JOB> Please say how many lines of the listing hold "type", with no other words in the answer.

AVAILABLE RECORDS>
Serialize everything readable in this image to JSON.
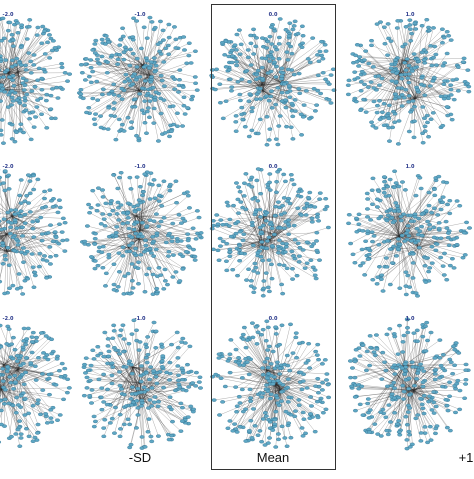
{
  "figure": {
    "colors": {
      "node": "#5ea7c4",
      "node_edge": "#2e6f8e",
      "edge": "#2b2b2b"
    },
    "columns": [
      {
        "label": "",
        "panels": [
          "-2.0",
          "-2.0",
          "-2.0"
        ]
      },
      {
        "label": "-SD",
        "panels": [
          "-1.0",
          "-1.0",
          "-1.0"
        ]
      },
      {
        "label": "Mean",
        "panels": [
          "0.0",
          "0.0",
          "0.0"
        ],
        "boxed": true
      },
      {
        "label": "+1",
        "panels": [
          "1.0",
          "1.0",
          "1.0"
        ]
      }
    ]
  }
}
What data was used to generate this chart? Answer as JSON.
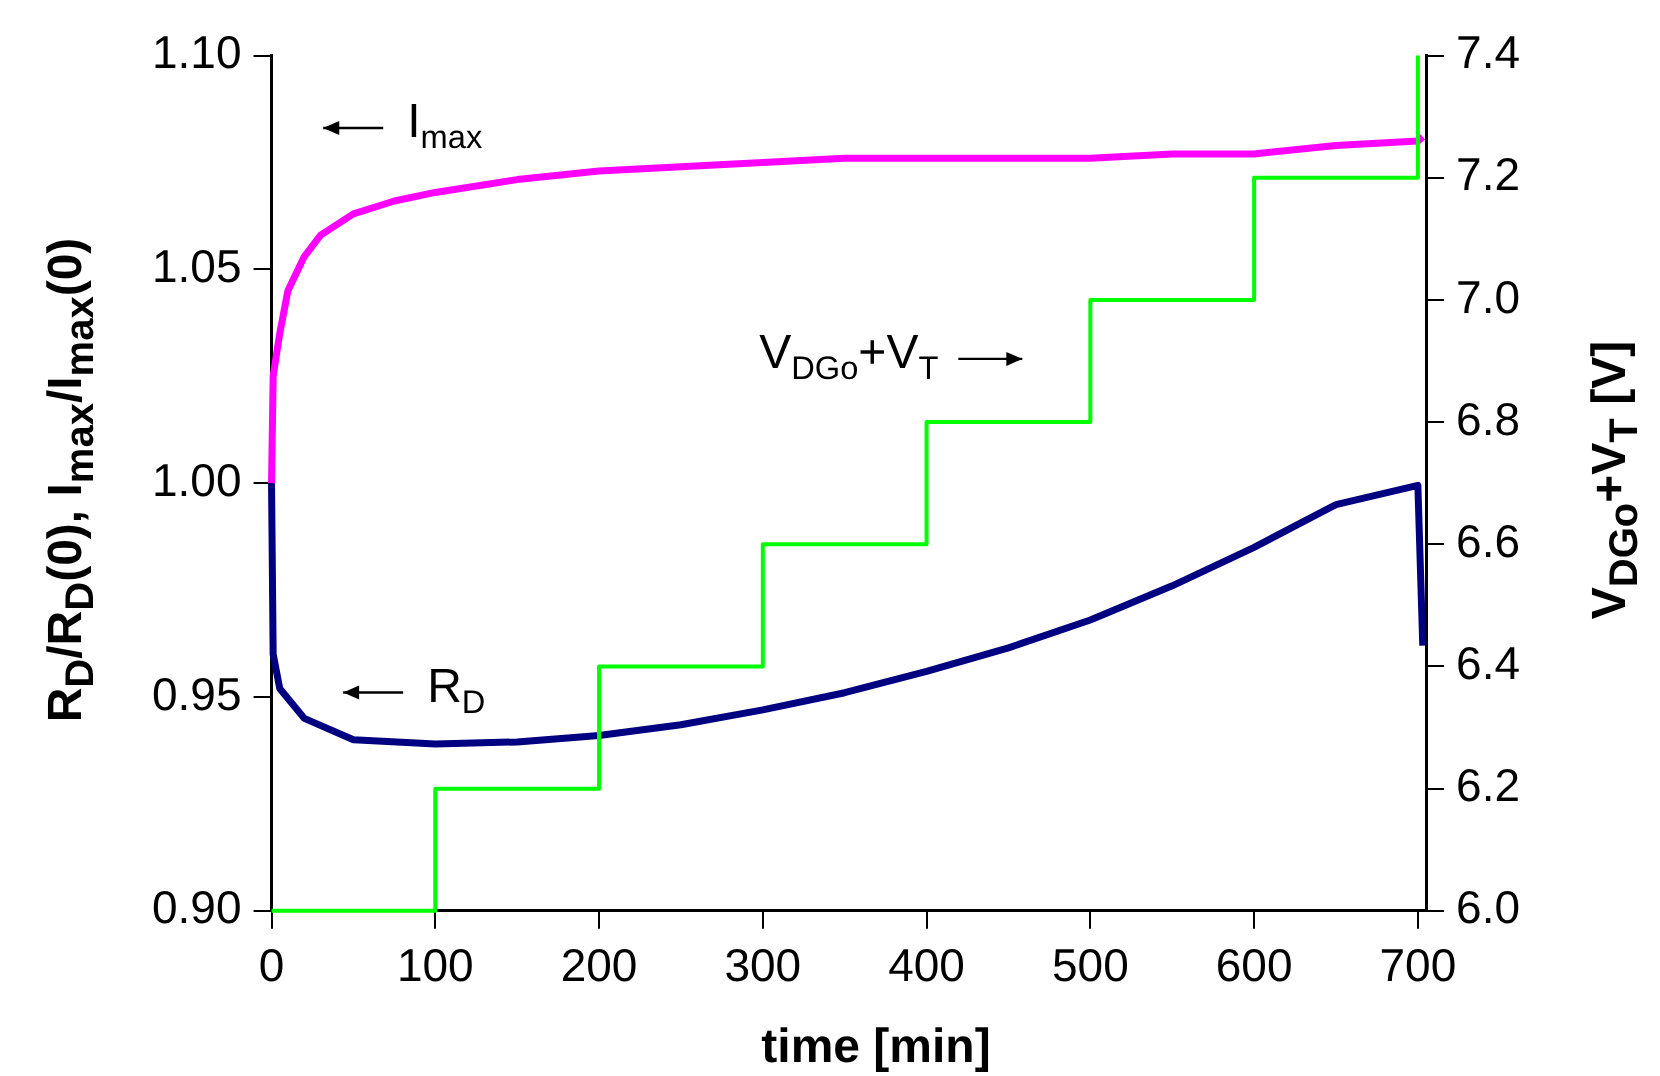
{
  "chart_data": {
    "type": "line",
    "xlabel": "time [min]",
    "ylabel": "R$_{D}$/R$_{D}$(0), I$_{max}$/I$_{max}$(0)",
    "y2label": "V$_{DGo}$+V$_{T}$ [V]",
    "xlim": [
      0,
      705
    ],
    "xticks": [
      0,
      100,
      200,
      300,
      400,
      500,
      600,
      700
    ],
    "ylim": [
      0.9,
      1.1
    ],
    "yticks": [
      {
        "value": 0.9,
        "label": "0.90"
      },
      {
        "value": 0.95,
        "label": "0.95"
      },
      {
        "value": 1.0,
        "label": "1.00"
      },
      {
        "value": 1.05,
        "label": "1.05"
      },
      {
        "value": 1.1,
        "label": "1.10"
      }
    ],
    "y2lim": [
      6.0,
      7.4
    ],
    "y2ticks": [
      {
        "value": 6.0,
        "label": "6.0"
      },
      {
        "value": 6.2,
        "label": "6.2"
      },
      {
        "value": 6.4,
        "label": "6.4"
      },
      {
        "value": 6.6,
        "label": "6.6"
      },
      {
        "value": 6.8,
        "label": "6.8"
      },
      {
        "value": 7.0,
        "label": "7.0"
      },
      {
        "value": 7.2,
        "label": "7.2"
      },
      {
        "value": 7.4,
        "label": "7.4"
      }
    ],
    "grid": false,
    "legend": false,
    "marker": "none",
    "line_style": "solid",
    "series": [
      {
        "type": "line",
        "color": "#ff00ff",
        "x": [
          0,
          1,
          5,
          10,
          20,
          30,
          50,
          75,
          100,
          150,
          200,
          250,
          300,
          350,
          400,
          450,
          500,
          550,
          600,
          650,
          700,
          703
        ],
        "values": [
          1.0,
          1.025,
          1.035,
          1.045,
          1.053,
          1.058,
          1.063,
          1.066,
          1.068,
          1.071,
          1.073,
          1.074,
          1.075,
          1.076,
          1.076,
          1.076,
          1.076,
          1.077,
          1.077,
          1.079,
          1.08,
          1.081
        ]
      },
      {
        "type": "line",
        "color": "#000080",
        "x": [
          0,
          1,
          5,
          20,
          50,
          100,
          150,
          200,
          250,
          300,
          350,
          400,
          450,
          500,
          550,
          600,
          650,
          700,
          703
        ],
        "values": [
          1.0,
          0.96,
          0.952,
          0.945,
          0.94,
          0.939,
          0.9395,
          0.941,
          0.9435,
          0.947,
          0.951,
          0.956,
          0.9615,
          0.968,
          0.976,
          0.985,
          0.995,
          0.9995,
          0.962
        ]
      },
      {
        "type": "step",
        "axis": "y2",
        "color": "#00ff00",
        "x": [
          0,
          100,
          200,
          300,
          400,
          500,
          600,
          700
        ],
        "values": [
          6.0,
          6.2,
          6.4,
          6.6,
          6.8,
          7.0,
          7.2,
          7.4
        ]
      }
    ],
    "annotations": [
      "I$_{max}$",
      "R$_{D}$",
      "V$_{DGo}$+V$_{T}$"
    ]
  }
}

...

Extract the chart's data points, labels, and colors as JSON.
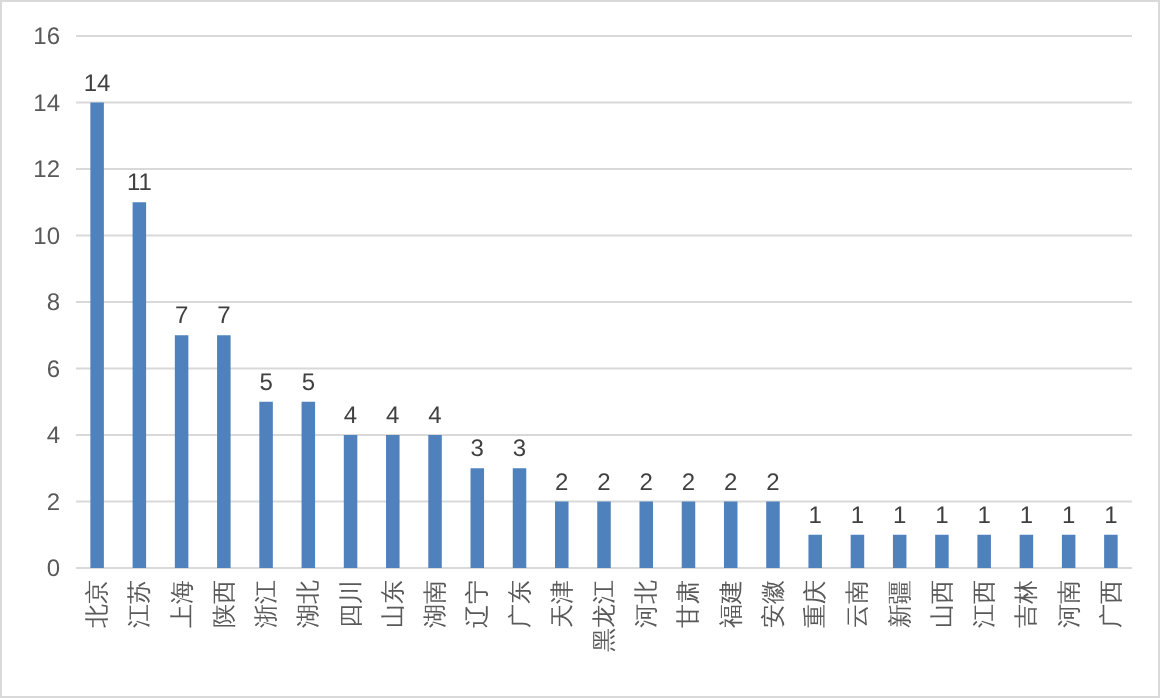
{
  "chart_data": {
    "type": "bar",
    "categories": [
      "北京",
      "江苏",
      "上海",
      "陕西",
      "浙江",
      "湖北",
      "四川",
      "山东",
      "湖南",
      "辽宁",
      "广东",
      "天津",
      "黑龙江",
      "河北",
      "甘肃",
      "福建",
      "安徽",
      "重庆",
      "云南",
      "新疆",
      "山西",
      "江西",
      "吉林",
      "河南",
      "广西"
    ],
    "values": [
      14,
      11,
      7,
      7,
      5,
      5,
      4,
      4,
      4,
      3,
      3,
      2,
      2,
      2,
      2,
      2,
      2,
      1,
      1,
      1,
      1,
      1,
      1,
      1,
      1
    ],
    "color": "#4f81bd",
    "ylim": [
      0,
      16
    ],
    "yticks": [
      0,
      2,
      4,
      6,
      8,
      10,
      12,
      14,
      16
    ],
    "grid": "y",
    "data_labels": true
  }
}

OUTPUT OF THE EXERCISE> 5